◆ Task objective ◆
Copy out the data below verbatim.

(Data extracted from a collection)
==================================================
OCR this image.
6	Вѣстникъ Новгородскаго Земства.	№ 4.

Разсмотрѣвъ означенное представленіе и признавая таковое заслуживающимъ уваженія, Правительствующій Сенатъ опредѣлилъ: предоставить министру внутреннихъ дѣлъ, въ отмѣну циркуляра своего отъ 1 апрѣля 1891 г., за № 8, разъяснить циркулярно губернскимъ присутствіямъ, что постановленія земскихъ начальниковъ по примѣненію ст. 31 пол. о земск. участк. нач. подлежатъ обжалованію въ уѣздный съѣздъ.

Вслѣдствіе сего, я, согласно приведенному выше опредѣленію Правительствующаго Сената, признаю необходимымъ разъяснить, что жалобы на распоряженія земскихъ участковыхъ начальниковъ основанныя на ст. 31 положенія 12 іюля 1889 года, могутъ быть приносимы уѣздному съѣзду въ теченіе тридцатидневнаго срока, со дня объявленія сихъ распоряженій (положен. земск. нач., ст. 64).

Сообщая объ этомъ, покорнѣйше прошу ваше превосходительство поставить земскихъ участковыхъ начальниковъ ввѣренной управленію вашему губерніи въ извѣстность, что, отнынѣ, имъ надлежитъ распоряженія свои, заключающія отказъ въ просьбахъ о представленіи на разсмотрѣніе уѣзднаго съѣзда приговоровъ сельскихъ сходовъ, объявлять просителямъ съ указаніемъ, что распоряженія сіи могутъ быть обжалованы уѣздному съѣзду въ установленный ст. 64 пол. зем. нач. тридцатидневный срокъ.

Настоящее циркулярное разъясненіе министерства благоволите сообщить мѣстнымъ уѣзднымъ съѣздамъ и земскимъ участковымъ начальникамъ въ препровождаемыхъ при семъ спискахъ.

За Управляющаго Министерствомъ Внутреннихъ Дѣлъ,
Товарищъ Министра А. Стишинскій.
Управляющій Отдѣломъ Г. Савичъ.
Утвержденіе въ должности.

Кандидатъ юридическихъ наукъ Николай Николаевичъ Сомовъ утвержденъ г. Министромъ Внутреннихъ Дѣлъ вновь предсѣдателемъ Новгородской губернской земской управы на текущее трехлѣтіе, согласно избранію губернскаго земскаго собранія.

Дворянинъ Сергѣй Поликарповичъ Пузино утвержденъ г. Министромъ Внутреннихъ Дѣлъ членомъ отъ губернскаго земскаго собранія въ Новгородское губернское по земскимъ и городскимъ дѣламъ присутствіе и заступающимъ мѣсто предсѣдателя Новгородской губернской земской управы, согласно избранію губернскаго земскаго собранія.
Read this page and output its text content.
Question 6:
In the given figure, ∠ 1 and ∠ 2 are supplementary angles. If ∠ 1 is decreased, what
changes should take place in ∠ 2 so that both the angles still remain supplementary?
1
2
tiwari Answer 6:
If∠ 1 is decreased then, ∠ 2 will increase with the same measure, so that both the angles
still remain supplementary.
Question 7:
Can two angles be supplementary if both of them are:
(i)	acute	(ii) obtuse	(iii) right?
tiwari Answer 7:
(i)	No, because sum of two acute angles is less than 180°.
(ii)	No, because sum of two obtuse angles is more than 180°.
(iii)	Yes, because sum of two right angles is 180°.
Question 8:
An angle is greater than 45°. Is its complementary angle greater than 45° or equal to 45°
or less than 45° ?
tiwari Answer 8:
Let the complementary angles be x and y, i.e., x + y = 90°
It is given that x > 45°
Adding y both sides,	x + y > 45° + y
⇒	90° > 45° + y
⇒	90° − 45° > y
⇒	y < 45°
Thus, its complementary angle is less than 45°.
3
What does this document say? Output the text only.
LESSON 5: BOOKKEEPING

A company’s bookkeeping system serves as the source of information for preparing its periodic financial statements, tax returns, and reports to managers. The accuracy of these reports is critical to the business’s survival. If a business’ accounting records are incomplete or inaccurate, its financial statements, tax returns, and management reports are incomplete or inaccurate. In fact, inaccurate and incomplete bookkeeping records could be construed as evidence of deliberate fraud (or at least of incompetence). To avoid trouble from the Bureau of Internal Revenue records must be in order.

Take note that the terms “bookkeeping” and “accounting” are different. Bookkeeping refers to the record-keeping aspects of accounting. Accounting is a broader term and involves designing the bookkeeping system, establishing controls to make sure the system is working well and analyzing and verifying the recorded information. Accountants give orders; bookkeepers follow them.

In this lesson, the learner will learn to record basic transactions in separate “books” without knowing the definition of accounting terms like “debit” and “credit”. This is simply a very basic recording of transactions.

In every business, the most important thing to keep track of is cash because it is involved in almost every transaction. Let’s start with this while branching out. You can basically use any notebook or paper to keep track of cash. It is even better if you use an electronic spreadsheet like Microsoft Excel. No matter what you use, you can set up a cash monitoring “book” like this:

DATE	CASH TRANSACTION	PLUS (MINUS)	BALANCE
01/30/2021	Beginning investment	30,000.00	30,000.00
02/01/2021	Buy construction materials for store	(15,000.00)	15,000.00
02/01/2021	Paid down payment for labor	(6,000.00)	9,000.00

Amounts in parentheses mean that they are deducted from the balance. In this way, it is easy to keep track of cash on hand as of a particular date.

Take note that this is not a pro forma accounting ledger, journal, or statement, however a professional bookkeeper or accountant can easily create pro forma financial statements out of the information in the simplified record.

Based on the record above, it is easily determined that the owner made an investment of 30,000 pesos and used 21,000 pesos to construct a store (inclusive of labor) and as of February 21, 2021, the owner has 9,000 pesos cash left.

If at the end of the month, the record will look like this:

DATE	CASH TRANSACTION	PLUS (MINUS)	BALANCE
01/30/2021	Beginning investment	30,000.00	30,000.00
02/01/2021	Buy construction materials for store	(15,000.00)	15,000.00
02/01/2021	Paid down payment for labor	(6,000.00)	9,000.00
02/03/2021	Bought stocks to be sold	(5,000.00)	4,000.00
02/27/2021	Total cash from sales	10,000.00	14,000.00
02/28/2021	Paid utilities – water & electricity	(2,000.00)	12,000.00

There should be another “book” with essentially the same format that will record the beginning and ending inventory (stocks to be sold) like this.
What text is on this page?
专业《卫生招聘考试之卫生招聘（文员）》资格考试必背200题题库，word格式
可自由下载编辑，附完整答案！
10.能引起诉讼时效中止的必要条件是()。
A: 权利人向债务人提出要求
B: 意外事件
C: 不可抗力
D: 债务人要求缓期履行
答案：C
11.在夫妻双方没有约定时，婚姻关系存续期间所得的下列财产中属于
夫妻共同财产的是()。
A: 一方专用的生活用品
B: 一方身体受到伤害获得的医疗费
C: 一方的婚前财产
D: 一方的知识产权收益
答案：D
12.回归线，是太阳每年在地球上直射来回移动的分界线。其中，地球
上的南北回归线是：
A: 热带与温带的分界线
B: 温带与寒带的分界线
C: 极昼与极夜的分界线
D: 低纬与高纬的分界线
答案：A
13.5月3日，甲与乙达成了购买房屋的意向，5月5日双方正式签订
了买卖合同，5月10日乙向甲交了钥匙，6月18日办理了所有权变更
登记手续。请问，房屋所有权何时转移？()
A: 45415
==================================================
◆ Problem solution ◆
OCR this image.
6	Вѣстникъ Новгородскаго Земства.	№ 4.

Разсмотрѣвъ означенное представленіе и признавая таковое заслуживающимъ уваженія, Правительствующій Сенатъ опредѣлилъ: предоставить министру внутреннихъ дѣлъ, въ отмѣну циркуляра своего отъ 1 апрѣля 1891 г., за № 8, разъяснить циркулярно губернскимъ присутствіямъ, что постановленія земскихъ начальниковъ по примѣненію ст. 31 пол. о земск. участк. нач. подлежатъ обжалованію въ уѣздный съѣздъ.

Вслѣдствіе сего, я, согласно приведенному выше опредѣленію Правительствующаго Сената, признаю необходимымъ разъяснить, что жалобы на распоряженія земскихъ участковыхъ начальниковъ основанныя на ст. 31 положенія 12 іюля 1889 года, могутъ быть приносимы уѣздному съѣзду въ теченіе тридцатидневнаго срока, со дня объявленія сихъ распоряженій (положен. земск. нач., ст. 64).

Сообщая объ этомъ, покорнѣйше прошу ваше превосходительство поставить земскихъ участковыхъ начальниковъ ввѣренной управленію вашему губерніи въ извѣстность, что, отнынѣ, имъ надлежитъ распоряженія свои, заключающія отказъ въ просьбахъ о представленіи на разсмотрѣніе уѣзднаго съѣзда приговоровъ сельскихъ сходовъ, объявлять просителямъ съ указаніемъ, что распоряженія сіи могутъ быть обжалованы уѣздному съѣзду въ установленный ст. 64 пол. зем. нач. тридцатидневный срокъ.

Настоящее циркулярное разъясненіе министерства благоволите сообщить мѣстнымъ уѣзднымъ съѣздамъ и земскимъ участковымъ начальникамъ въ препровождаемыхъ при семъ спискахъ.

За Управляющаго Министерствомъ Внутреннихъ Дѣлъ,
Товарищъ Министра А. Стишинскій.
Управляющій Отдѣломъ Г. Савичъ.
Утвержденіе въ должности.

Кандидатъ юридическихъ наукъ Николай Николаевичъ Сомовъ утвержденъ г. Министромъ Внутреннихъ Дѣлъ вновь предсѣдателемъ Новгородской губернской земской управы на текущее трехлѣтіе, согласно избранію губернскаго земскаго собранія.

Дворянинъ Сергѣй Поликарповичъ Пузино утвержденъ г. Министромъ Внутреннихъ Дѣлъ членомъ отъ губернскаго земскаго собранія въ Новгородское губернское по земскимъ и городскимъ дѣламъ присутствіе и заступающимъ мѣсто предсѣдателя Новгородской губернской земской управы, согласно избранію губернскаго земскаго собранія.
Read this page and output its text content.
Question 6:
In the given figure, ∠ 1 and ∠ 2 are supplementary angles. If ∠ 1 is decreased, what
changes should take place in ∠ 2 so that both the angles still remain supplementary?
1
2
tiwari Answer 6:
If∠ 1 is decreased then, ∠ 2 will increase with the same measure, so that both the angles
still remain supplementary.
Question 7:
Can two angles be supplementary if both of them are:
(i)	acute	(ii) obtuse	(iii) right?
tiwari Answer 7:
(i)	No, because sum of two acute angles is less than 180°.
(ii)	No, because sum of two obtuse angles is more than 180°.
(iii)	Yes, because sum of two right angles is 180°.
Question 8:
An angle is greater than 45°. Is its complementary angle greater than 45° or equal to 45°
or less than 45° ?
tiwari Answer 8:
Let the complementary angles be x and y, i.e., x + y = 90°
It is given that x > 45°
Adding y both sides,	x + y > 45° + y
⇒	90° > 45° + y
⇒	90° − 45° > y
⇒	y < 45°
Thus, its complementary angle is less than 45°.
3
What does this document say? Output the text only.
LESSON 5: BOOKKEEPING

A company’s bookkeeping system serves as the source of information for preparing its periodic financial statements, tax returns, and reports to managers. The accuracy of these reports is critical to the business’s survival. If a business’ accounting records are incomplete or inaccurate, its financial statements, tax returns, and management reports are incomplete or inaccurate. In fact, inaccurate and incomplete bookkeeping records could be construed as evidence of deliberate fraud (or at least of incompetence). To avoid trouble from the Bureau of Internal Revenue records must be in order.

Take note that the terms “bookkeeping” and “accounting” are different. Bookkeeping refers to the record-keeping aspects of accounting. Accounting is a broader term and involves designing the bookkeeping system, establishing controls to make sure the system is working well and analyzing and verifying the recorded information. Accountants give orders; bookkeepers follow them.

In this lesson, the learner will learn to record basic transactions in separate “books” without knowing the definition of accounting terms like “debit” and “credit”. This is simply a very basic recording of transactions.

In every business, the most important thing to keep track of is cash because it is involved in almost every transaction. Let’s start with this while branching out. You can basically use any notebook or paper to keep track of cash. It is even better if you use an electronic spreadsheet like Microsoft Excel. No matter what you use, you can set up a cash monitoring “book” like this:

DATE	CASH TRANSACTION	PLUS (MINUS)	BALANCE
01/30/2021	Beginning investment	30,000.00	30,000.00
02/01/2021	Buy construction materials for store	(15,000.00)	15,000.00
02/01/2021	Paid down payment for labor	(6,000.00)	9,000.00

Amounts in parentheses mean that they are deducted from the balance. In this way, it is easy to keep track of cash on hand as of a particular date.

Take note that this is not a pro forma accounting ledger, journal, or statement, however a professional bookkeeper or accountant can easily create pro forma financial statements out of the information in the simplified record.

Based on the record above, it is easily determined that the owner made an investment of 30,000 pesos and used 21,000 pesos to construct a store (inclusive of labor) and as of February 21, 2021, the owner has 9,000 pesos cash left.

If at the end of the month, the record will look like this:

DATE	CASH TRANSACTION	PLUS (MINUS)	BALANCE
01/30/2021	Beginning investment	30,000.00	30,000.00
02/01/2021	Buy construction materials for store	(15,000.00)	15,000.00
02/01/2021	Paid down payment for labor	(6,000.00)	9,000.00
02/03/2021	Bought stocks to be sold	(5,000.00)	4,000.00
02/27/2021	Total cash from sales	10,000.00	14,000.00
02/28/2021	Paid utilities – water & electricity	(2,000.00)	12,000.00

There should be another “book” with essentially the same format that will record the beginning and ending inventory (stocks to be sold) like this.
What text is on this page?
专业《卫生招聘考试之卫生招聘（文员）》资格考试必背200题题库，word格式
可自由下载编辑，附完整答案！
10.能引起诉讼时效中止的必要条件是()。
A: 权利人向债务人提出要求
B: 意外事件
C: 不可抗力
D: 债务人要求缓期履行
答案：C
11.在夫妻双方没有约定时，婚姻关系存续期间所得的下列财产中属于
夫妻共同财产的是()。
A: 一方专用的生活用品
B: 一方身体受到伤害获得的医疗费
C: 一方的婚前财产
D: 一方的知识产权收益
答案：D
12.回归线，是太阳每年在地球上直射来回移动的分界线。其中，地球
上的南北回归线是：
A: 热带与温带的分界线
B: 温带与寒带的分界线
C: 极昼与极夜的分界线
D: 低纬与高纬的分界线
答案：A
13.5月3日，甲与乙达成了购买房屋的意向，5月5日双方正式签订
了买卖合同，5月10日乙向甲交了钥匙，6月18日办理了所有权变更
登记手续。请问，房屋所有权何时转移？()
A: 45415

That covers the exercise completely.